REQUIRED TASK
Reply with one number only, the count of lines holding the string "star".

ROWS
:::
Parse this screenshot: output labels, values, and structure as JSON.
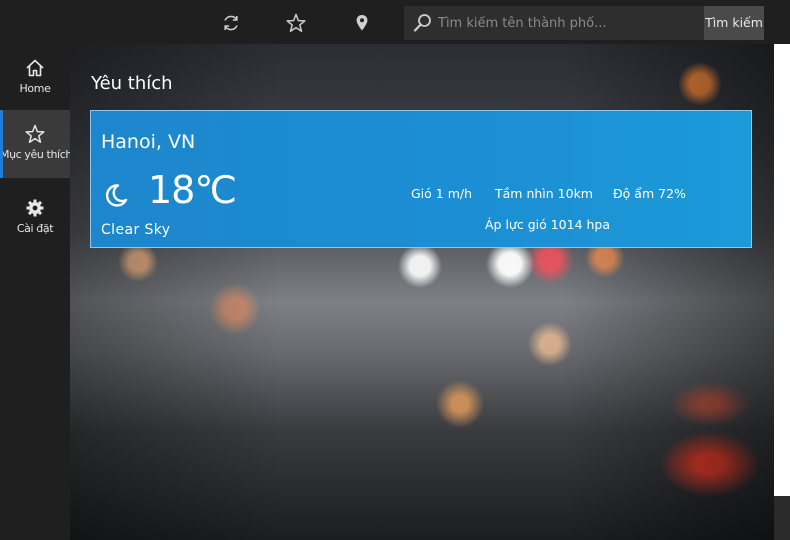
{
  "topbar": {
    "refresh_icon": "refresh-icon",
    "favorite_icon": "star-icon",
    "location_icon": "location-pin-icon",
    "search": {
      "placeholder": "Tìm kiếm tên thành phố...",
      "value": "",
      "icon": "search-icon"
    },
    "search_button_label": "Tìm kiếm"
  },
  "sidebar": {
    "items": [
      {
        "label": "Home",
        "icon": "home-icon",
        "active": false
      },
      {
        "label": "Mục yêu thích",
        "icon": "star-icon",
        "active": true
      },
      {
        "label": "Cài đặt",
        "icon": "gear-icon",
        "active": false
      }
    ],
    "accent_color": "#1e7fd6"
  },
  "main": {
    "title": "Yêu thích",
    "favorites": [
      {
        "city": "Hanoi, VN",
        "temperature": "18℃",
        "condition": "Clear Sky",
        "condition_icon": "moon-cloud-icon",
        "wind": "Gió 1 m/h",
        "visibility": "Tầm nhìn 10km",
        "humidity": "Độ ẩm 72%",
        "pressure": "Áp lực gió 1014 hpa",
        "card_color": "#1c8fd4"
      }
    ]
  }
}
:::
TASK ANSWER
2